**SHORT EXERCISE:**
Once the pictures are set aside, transcribe the remaining data exactly.

★ ★ ★

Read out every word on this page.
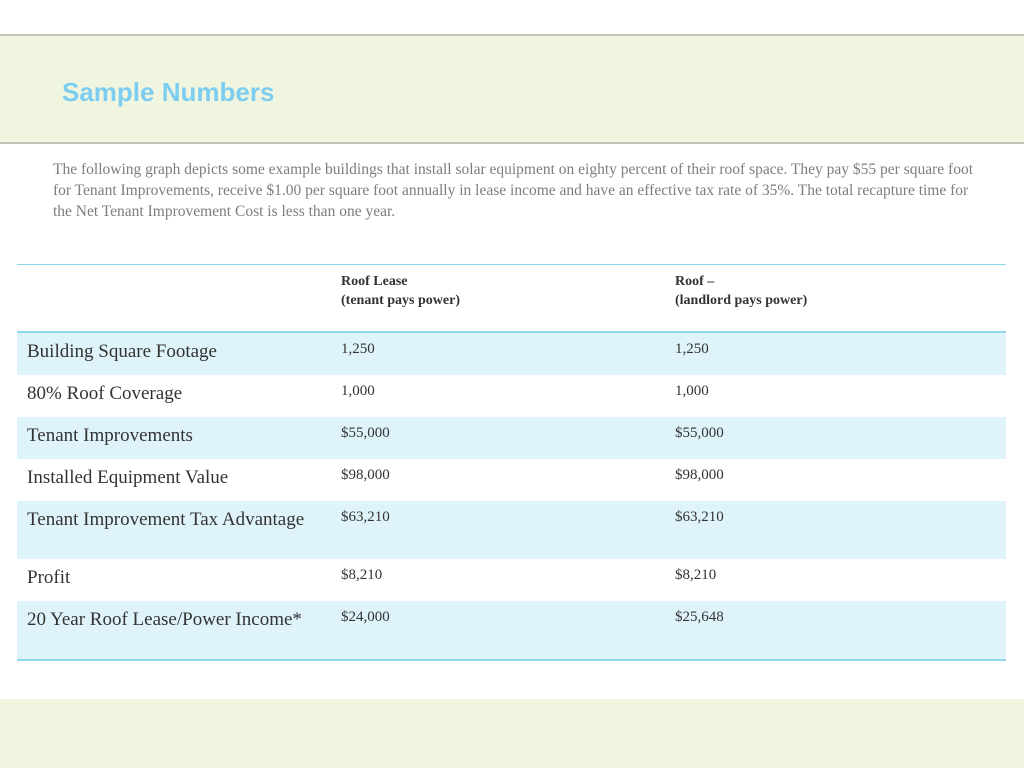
Sample Numbers

The following graph depicts some example buildings that install solar equipment on eighty percent of their roof space. They pay $55 per square foot for Tenant Improvements, receive $1.00 per square foot annually in lease income and have an effective tax rate of 35%. The total recapture time for the Net Tenant Improvement Cost is less than one year.

Roof Lease
(tenant pays power)
Roof –
(landlord pays power)
Building Square Footage	1,250	1,250
80% Roof Coverage	1,000	1,000
Tenant Improvements	$55,000	$55,000
Installed Equipment Value	$98,000	$98,000
Tenant Improvement Tax Advantage $63,210	$63,210
Profit	$8,210	$8,210
20 Year Roof Lease/Power Income*	$24,000	$25,648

★ ★ ★

**EXPECTED OUTPUT:**
Read out every word on this page.
Sample Numbers

The following graph depicts some example buildings that install solar equipment on eighty percent of their roof space. They pay $55 per square foot for Tenant Improvements, receive $1.00 per square foot annually in lease income and have an effective tax rate of 35%. The total recapture time for the Net Tenant Improvement Cost is less than one year.

Roof Lease
(tenant pays power)
Roof –
(landlord pays power)
Building Square Footage	1,250	1,250
80% Roof Coverage	1,000	1,000
Tenant Improvements	$55,000	$55,000
Installed Equipment Value	$98,000	$98,000
Tenant Improvement Tax Advantage $63,210	$63,210
Profit	$8,210	$8,210
20 Year Roof Lease/Power Income*	$24,000	$25,648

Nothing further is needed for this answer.